「濵田酒造『隠し蔵』登場から30年」工場見学では決して見ることができない傳藏院蔵の“樽貯蔵庫”を大公開!ブレンダーの驚きの日常も……?
執筆者: ライター/黒川 すい
「傳藏院蔵」を訪問
「伝兵衛蔵(でんべえぐら)」・「薩摩金山蔵(さつまきんざんぐら)」・「傳藏院蔵(でんぞういんぐら)」これら3つの蔵から成る濵田酒造ですが、今回は「傳藏院蔵」をピックアップ。貯蔵庫として機能している無数の樽に囲まれた一角はもちろん、『隠し蔵』はこの蔵で製造されています。
原料米の受入れ・払出しを皮切りに、麹造りや一次仕込み、二次仕込み、蒸留など、貯蔵・熟成までには様々な工程が。そのほか、ラベル貼り、箱詰め、保管というように出荷まですべてここで行われている。下の写真は個人的に印象に残っている部分です。

=== 問題 1 ===
下の行のうち、「cell-point <box>269 463 277 471</box>」を含む行から「cell-point <box>650 581 657 589</box>」を含む行までを、両端の行も含めてすべてそのまま書き写してください。
本文と下の行は互いに関係がありません。

=== データ一覧 ===
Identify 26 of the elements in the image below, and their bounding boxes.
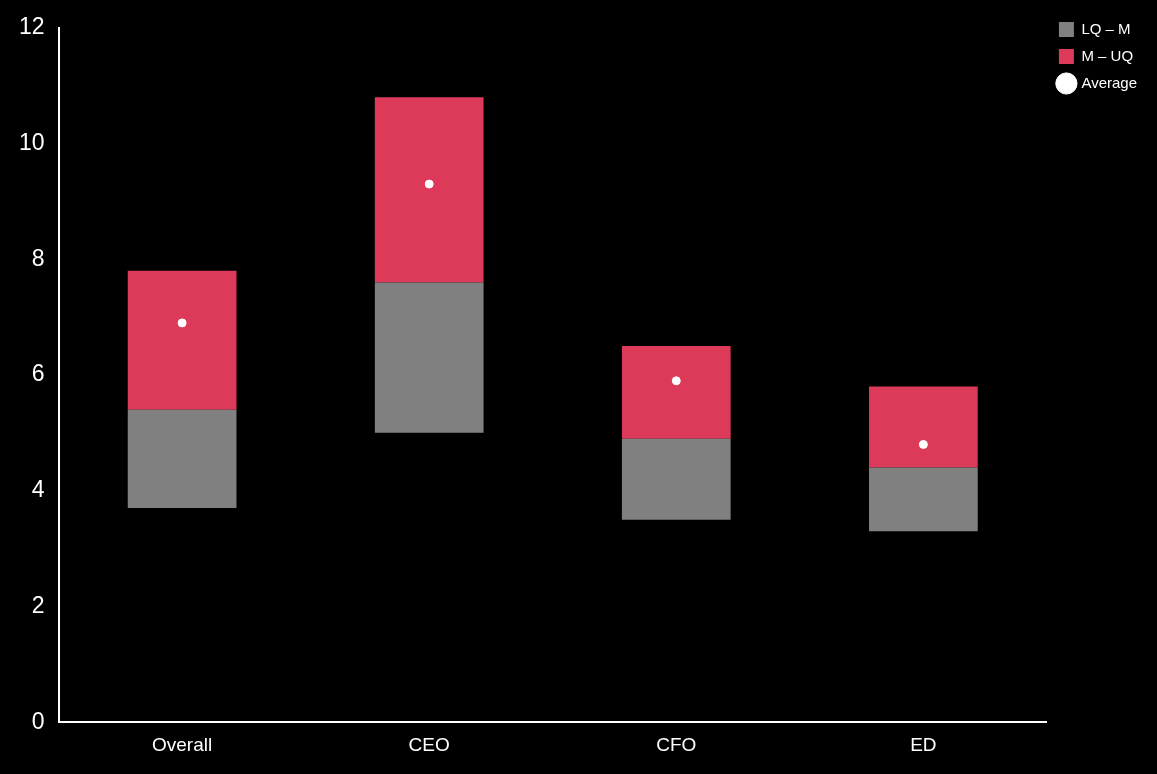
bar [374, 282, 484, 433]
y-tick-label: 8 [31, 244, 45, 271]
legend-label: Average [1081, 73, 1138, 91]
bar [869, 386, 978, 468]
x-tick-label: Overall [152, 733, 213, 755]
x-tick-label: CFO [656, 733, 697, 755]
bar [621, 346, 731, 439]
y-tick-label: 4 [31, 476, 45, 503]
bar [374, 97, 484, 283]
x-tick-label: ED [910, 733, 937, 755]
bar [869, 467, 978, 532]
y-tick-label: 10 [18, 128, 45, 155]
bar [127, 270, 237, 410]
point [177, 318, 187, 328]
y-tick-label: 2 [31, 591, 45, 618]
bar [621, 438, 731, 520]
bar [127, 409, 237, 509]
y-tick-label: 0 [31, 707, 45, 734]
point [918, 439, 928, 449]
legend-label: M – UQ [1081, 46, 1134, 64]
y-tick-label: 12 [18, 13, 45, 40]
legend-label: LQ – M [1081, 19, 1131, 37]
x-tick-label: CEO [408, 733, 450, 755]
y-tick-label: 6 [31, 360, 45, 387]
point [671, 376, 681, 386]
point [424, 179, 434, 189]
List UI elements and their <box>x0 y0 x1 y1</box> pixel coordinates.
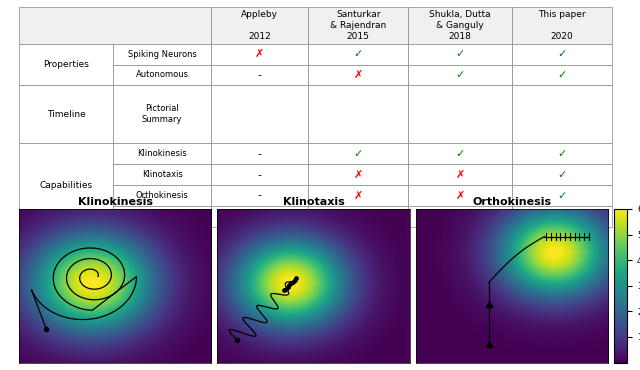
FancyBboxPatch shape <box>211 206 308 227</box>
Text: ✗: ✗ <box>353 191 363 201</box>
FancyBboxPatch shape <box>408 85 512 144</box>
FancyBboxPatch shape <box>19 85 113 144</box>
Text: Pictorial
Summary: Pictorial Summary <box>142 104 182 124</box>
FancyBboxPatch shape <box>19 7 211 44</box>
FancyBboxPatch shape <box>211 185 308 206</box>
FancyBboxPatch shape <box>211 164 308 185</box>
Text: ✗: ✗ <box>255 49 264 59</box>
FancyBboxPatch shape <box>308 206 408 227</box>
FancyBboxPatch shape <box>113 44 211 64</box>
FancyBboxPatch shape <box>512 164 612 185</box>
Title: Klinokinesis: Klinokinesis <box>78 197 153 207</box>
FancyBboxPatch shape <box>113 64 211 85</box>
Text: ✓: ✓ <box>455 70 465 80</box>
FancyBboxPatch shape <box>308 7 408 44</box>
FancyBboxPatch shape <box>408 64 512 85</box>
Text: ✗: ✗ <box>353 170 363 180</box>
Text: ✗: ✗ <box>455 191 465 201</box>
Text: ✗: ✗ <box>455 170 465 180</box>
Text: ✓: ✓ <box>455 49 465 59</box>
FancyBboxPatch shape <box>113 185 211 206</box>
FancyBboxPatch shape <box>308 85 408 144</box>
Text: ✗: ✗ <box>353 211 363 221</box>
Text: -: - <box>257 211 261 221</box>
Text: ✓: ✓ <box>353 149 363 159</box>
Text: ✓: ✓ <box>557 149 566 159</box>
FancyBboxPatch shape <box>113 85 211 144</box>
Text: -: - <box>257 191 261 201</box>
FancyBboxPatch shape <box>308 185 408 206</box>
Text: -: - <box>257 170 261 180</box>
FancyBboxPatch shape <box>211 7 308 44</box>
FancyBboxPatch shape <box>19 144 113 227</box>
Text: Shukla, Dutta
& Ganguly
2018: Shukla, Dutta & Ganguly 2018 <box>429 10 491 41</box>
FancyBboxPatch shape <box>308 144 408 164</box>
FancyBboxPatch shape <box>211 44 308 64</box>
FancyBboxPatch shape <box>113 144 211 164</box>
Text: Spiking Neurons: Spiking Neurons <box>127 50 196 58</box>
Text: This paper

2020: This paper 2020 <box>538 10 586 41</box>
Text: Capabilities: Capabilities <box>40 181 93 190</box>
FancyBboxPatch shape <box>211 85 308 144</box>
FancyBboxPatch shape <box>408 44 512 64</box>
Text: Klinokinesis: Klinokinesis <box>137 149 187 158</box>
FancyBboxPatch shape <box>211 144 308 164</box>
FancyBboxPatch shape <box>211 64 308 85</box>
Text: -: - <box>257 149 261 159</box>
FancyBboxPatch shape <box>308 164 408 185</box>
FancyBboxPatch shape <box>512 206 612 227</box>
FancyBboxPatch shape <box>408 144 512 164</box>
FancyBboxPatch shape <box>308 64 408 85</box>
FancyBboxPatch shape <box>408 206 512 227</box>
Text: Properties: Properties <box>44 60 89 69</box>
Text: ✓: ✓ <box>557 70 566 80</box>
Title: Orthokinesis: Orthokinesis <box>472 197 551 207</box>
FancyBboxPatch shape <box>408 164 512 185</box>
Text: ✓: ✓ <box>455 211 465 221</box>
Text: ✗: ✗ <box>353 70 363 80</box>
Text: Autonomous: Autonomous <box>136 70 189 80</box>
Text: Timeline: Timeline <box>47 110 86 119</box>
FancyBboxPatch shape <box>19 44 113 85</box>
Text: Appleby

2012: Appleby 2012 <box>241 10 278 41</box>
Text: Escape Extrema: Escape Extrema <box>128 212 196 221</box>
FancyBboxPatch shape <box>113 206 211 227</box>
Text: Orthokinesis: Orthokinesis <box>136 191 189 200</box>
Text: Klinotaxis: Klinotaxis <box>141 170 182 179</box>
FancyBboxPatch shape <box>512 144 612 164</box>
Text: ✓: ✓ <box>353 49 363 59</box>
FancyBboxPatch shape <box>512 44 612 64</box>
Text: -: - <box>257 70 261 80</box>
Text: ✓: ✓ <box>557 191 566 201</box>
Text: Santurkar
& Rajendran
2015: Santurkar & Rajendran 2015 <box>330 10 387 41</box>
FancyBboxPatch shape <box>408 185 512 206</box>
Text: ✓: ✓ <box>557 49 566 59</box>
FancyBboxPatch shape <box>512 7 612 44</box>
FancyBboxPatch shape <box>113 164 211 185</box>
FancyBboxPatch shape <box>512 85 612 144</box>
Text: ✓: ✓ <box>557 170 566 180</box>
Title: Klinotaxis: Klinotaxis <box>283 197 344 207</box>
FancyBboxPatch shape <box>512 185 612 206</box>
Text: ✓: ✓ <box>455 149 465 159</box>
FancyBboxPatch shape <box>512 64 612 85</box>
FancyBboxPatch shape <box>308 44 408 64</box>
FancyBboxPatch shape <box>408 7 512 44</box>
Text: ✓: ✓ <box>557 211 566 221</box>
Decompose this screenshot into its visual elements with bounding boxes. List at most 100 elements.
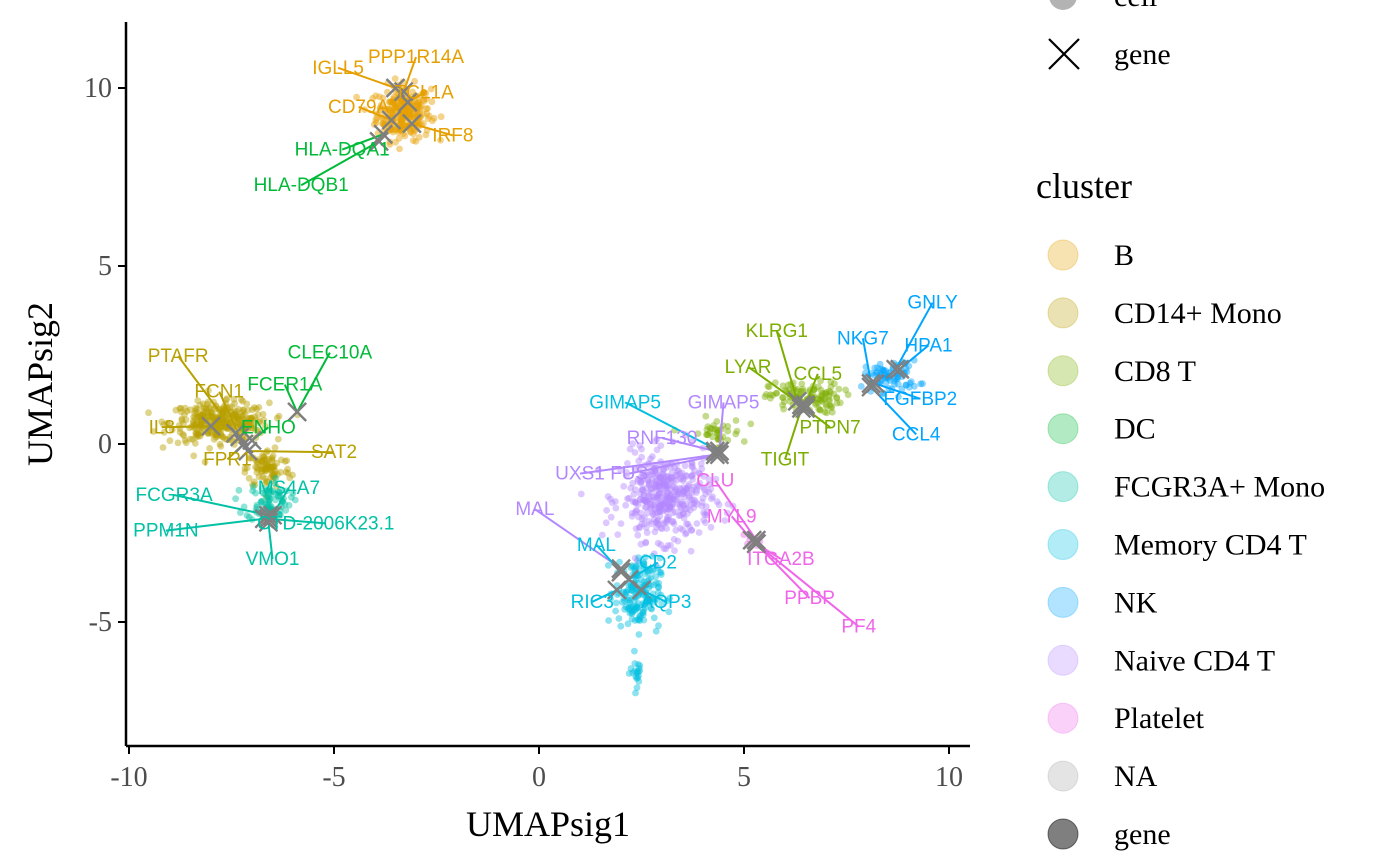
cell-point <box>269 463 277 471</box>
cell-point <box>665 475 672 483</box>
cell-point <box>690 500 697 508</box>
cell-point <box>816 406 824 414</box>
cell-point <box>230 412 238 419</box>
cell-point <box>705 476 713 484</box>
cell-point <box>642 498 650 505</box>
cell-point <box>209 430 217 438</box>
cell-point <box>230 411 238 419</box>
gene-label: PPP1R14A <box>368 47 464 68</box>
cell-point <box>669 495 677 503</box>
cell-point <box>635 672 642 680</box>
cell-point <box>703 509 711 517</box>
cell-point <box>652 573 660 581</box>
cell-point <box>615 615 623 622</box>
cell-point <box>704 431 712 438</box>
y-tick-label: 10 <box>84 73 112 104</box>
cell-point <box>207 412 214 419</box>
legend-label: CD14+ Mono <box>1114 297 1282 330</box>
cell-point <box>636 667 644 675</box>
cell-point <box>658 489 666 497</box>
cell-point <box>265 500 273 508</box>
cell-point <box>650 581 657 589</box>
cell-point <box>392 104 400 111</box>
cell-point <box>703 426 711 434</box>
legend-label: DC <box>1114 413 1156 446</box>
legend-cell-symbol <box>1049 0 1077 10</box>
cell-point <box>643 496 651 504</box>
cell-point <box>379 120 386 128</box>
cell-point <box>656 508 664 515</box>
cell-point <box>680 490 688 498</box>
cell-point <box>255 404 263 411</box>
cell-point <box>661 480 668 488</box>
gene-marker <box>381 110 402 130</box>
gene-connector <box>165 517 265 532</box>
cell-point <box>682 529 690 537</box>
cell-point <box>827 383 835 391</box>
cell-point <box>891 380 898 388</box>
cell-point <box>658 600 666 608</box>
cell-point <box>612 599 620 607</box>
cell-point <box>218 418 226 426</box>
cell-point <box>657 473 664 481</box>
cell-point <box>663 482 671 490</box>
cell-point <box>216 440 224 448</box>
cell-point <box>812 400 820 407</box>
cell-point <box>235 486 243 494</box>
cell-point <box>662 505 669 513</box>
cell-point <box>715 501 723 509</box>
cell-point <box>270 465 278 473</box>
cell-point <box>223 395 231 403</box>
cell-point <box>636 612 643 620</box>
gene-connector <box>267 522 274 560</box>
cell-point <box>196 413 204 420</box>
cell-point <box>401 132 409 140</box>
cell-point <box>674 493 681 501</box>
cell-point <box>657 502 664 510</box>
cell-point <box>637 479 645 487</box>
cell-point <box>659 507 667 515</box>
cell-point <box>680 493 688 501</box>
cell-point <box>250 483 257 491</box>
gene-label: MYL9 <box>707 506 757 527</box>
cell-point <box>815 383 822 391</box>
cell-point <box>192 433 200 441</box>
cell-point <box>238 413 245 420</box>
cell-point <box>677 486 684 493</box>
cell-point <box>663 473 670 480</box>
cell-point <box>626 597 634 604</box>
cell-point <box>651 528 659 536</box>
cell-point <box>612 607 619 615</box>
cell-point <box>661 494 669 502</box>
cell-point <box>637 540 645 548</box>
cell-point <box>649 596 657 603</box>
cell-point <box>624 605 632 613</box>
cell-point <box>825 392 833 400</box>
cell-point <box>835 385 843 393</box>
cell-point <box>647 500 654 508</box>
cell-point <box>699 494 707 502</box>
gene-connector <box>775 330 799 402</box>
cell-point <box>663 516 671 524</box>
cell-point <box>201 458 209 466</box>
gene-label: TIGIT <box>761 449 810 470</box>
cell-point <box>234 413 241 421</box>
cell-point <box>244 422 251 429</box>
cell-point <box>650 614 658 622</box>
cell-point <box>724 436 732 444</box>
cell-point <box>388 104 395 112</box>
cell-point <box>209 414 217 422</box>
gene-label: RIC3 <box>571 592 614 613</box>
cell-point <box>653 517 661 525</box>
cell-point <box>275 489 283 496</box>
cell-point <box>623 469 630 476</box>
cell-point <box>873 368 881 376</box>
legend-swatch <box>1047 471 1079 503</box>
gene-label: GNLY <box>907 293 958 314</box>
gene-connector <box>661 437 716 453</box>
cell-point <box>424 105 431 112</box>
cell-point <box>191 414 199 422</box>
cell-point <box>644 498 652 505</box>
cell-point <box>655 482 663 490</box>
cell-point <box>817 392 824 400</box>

=== 問題 2 ===
本文によると、傳藏院蔵で製造されている商品は何ですか?

=== 解答 1 ===
cell-point <box>269 463 277 471</box>
cell-point <box>665 475 672 483</box>
cell-point <box>690 500 697 508</box>
cell-point <box>816 406 824 414</box>
cell-point <box>230 412 238 419</box>
cell-point <box>705 476 713 484</box>
cell-point <box>642 498 650 505</box>
cell-point <box>209 430 217 438</box>
cell-point <box>230 411 238 419</box>
gene-label: PPP1R14A <box>368 47 464 68</box>
cell-point <box>669 495 677 503</box>
cell-point <box>635 672 642 680</box>
cell-point <box>703 509 711 517</box>
cell-point <box>652 573 660 581</box>
cell-point <box>615 615 623 622</box>
cell-point <box>704 431 712 438</box>
y-tick-label: 10 <box>84 73 112 104</box>
cell-point <box>207 412 214 419</box>
legend-label: CD14+ Mono <box>1114 297 1282 330</box>
cell-point <box>636 667 644 675</box>
cell-point <box>658 489 666 497</box>
cell-point <box>265 500 273 508</box>
cell-point <box>650 581 657 589</box>

=== 解答 2 ===
『隠し蔵』です。